Start of READING TEXT

Penelope ‘Penny’ Moreton
Equestrian
BIOGRAPHY
Penny Moreton competed in the three-day eventing at the 1968 Mexico City Olympic Games as one of the first three women to represent Ireland in an Olympic Games in equestrian sports – and as the most experienced equestrian on the team, with an unbroken record of competing at Badminton since 1952.
Deaf from birth, she had enrolled at the Hume Dudgeon School in 1952 to learn riding and remained there where she also acted as an instructress. She was a member of the Ireland team that won the inaugural World Three-Day Eventing Championship at Burghley in 1966. In Mexico, she and her mount Loughlin – described by Tommy Brennan as ‘the nearest thing to Arkle ever seen in the eventing world’ – advanced Ireland into second place after the first day of dressage, just ten points behind the Soviet Union.

End of READING TEXT

◆ WORK INSTRUCTION 1: In the biography of Penny Moreton, what basis is given for calling her the most experienced equestrian on Ireland's 1968 Olympic team?
◆ WORK INSTRUCTION 2: Continue the Penny Moreton biography from its last sentence.

Start of PROVIDED INFORMATION

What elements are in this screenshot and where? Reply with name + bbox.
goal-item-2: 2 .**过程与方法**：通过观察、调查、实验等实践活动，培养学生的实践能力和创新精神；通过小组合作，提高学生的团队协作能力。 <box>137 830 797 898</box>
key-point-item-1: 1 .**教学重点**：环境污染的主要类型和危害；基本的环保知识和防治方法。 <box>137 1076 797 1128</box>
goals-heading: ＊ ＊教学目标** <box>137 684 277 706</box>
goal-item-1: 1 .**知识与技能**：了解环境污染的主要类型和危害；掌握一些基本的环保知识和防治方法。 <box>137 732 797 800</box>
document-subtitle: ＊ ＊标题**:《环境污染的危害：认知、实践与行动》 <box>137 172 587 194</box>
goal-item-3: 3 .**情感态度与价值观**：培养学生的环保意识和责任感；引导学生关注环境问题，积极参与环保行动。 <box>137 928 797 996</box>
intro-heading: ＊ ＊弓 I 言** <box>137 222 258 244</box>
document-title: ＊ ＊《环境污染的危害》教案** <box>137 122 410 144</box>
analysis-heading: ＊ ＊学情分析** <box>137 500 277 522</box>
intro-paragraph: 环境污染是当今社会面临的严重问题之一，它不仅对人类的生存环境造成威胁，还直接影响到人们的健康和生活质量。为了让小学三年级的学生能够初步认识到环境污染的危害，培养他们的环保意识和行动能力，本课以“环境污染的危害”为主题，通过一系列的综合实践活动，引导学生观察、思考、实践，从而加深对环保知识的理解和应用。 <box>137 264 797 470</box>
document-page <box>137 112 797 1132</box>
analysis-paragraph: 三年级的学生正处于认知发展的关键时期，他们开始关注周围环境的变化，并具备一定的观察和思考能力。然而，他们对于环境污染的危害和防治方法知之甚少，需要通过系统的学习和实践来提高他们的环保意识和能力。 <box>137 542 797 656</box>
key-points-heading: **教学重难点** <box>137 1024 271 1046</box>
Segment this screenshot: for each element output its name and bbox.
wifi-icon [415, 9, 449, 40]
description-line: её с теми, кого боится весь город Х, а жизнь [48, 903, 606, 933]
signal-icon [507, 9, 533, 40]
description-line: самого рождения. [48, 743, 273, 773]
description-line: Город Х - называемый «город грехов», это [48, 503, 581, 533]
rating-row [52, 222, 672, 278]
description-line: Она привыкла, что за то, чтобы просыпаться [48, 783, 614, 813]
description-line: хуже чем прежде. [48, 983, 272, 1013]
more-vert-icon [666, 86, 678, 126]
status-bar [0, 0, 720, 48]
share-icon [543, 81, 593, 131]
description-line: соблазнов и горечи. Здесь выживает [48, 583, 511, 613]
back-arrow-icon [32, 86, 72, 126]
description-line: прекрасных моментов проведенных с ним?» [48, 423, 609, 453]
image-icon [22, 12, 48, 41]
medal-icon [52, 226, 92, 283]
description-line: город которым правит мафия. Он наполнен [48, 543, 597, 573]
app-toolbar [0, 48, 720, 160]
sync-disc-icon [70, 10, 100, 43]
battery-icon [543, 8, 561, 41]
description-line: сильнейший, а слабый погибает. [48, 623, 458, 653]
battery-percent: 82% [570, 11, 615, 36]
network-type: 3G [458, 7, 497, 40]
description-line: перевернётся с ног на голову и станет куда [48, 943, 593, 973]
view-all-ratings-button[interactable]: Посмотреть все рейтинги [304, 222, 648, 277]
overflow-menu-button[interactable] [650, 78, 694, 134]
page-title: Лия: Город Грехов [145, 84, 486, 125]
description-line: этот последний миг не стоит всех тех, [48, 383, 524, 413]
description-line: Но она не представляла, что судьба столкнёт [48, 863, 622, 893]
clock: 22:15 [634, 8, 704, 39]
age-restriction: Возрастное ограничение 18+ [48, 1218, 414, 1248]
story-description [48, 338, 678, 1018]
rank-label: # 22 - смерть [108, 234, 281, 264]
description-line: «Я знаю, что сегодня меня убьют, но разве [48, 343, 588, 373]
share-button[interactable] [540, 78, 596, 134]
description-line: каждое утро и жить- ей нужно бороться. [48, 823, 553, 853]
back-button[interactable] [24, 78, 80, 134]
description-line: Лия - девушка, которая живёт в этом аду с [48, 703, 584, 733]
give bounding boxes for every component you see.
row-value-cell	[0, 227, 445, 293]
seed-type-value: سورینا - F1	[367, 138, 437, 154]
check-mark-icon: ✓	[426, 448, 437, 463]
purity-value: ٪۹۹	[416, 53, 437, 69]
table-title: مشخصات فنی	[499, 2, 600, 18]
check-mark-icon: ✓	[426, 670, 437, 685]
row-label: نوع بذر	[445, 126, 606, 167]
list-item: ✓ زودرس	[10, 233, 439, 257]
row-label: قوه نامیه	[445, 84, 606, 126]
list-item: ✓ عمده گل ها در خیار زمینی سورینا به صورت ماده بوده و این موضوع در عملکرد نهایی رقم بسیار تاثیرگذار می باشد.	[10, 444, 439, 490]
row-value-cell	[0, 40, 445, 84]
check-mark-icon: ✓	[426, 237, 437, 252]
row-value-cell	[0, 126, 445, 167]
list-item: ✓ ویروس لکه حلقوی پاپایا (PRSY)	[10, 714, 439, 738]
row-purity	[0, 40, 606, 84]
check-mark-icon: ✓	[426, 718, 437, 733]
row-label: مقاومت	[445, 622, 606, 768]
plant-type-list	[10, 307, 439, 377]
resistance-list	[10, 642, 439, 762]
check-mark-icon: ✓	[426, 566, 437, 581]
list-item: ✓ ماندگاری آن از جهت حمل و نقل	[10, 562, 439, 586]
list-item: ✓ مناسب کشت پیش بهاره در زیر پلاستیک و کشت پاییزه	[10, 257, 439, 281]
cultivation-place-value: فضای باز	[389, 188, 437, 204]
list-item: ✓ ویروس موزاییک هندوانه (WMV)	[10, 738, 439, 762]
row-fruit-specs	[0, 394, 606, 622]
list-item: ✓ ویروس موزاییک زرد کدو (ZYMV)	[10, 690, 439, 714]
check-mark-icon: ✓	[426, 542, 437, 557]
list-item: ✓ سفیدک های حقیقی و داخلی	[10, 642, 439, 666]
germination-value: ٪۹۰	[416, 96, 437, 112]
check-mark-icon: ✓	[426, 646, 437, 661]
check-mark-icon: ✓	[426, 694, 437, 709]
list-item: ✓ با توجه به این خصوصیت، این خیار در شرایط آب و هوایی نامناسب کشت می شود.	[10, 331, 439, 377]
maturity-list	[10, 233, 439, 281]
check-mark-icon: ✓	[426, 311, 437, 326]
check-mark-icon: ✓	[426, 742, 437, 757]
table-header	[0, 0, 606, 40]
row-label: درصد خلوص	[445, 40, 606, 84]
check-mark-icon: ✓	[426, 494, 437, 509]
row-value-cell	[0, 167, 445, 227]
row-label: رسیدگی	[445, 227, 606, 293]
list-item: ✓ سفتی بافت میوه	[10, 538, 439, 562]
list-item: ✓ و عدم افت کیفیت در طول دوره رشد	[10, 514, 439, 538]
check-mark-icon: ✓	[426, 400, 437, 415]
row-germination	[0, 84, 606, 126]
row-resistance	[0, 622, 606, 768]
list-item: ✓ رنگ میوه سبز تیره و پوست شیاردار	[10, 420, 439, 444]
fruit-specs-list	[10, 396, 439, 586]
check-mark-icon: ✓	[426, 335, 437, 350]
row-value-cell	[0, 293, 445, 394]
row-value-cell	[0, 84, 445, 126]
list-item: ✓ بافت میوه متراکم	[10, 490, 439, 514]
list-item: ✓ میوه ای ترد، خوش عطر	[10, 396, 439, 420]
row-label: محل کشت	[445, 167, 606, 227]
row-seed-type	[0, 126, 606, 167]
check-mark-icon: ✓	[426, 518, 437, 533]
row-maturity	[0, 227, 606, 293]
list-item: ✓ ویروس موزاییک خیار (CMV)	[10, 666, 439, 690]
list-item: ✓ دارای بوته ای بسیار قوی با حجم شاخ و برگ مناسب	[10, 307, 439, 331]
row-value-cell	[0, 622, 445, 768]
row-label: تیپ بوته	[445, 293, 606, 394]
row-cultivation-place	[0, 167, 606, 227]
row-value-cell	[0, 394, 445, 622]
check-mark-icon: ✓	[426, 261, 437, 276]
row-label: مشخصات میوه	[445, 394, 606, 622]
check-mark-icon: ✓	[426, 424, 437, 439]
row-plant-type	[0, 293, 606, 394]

End of PROVIDED INFORMATION

◆ EXERCISE RESPONSE 1: She had an unbroken record of competing at Badminton since 1952.

◆ EXERCISE RESPONSE 2:
In the cross-country phase, conducted in tropical downpours that transformed the course into a quagmire for the late-starting riders, Moreton and Loughlin suffered a crushing fall at the seventh fence of the final phase. Loughlin suffered a broken back and had to be humanely destroyed. Moreton suffered three broken ribs and a cracked collarbone and remained hospitalised in Mexico for several weeks after the Irish team departed.